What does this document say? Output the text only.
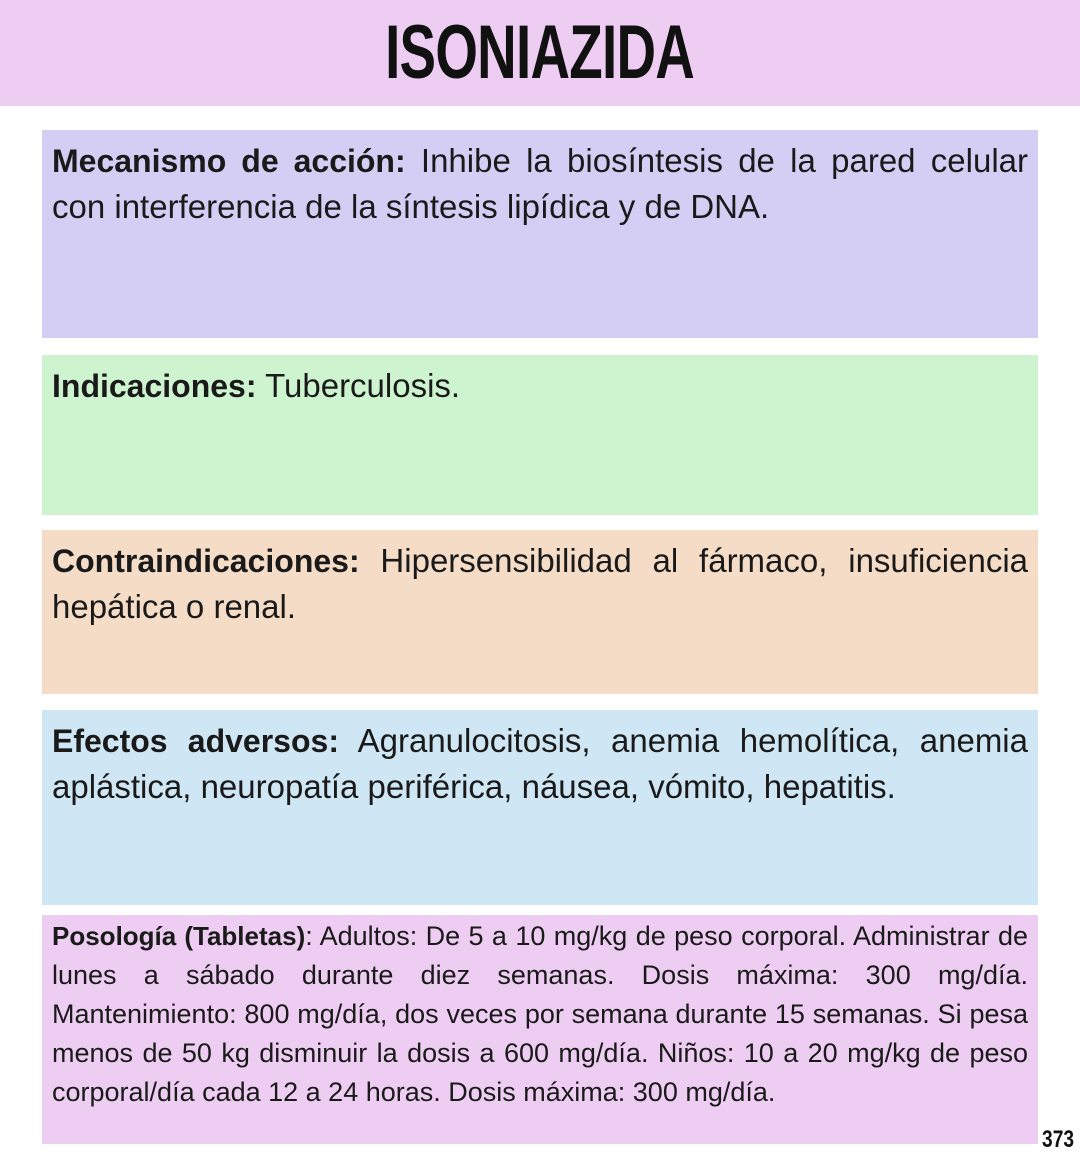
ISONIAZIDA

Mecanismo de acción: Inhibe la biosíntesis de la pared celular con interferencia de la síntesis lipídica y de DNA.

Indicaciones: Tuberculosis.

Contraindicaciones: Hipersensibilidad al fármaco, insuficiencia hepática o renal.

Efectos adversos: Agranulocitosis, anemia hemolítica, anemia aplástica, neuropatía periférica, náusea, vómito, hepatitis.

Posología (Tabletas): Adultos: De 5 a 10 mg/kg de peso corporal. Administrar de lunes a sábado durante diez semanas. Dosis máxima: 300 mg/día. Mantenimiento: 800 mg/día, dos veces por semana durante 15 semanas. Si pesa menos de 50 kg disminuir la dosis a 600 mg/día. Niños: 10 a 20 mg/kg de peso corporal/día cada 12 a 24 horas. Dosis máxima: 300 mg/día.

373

◇ ◇ ◇ ◇

__GIVEN REQUEST__.
Output every entry exactly as given; pictures are not part of the copy.

__WRITTEN SOLUTION__.
What does this document say? Output the text only.
ISONIAZIDA

Mecanismo de acción: Inhibe la biosíntesis de la pared celular con interferencia de la síntesis lipídica y de DNA.

Indicaciones: Tuberculosis.

Contraindicaciones: Hipersensibilidad al fármaco, insuficiencia hepática o renal.

Efectos adversos: Agranulocitosis, anemia hemolítica, anemia aplástica, neuropatía periférica, náusea, vómito, hepatitis.

Posología (Tabletas): Adultos: De 5 a 10 mg/kg de peso corporal. Administrar de lunes a sábado durante diez semanas. Dosis máxima: 300 mg/día. Mantenimiento: 800 mg/día, dos veces por semana durante 15 semanas. Si pesa menos de 50 kg disminuir la dosis a 600 mg/día. Niños: 10 a 20 mg/kg de peso corporal/día cada 12 a 24 horas. Dosis máxima: 300 mg/día.

373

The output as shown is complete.